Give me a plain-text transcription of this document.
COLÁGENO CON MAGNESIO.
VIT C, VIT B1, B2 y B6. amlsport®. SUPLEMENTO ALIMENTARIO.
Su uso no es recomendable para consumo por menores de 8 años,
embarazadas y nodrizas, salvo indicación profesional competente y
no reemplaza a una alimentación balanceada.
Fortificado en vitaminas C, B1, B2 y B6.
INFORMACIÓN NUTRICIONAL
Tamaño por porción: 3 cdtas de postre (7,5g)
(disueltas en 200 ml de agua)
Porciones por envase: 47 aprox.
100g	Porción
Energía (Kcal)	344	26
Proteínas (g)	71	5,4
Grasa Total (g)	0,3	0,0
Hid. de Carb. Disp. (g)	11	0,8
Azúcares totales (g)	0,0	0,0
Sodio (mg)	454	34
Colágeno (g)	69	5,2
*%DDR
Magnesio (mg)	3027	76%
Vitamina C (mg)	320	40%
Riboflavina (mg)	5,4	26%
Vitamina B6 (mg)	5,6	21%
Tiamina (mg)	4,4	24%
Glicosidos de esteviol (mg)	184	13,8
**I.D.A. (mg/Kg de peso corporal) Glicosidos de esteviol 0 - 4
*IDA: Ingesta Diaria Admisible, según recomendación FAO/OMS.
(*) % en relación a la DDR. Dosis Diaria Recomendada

________

WHAT IS NEEDED:
Using the material above, gather every line that includes "Diaria".

SOLUTION FOR THIS TASK:
*IDA: Ingesta Diaria Admisible, según recomendación FAO/OMS.
(*) % en relación a la DDR. Dosis Diaria Recomendada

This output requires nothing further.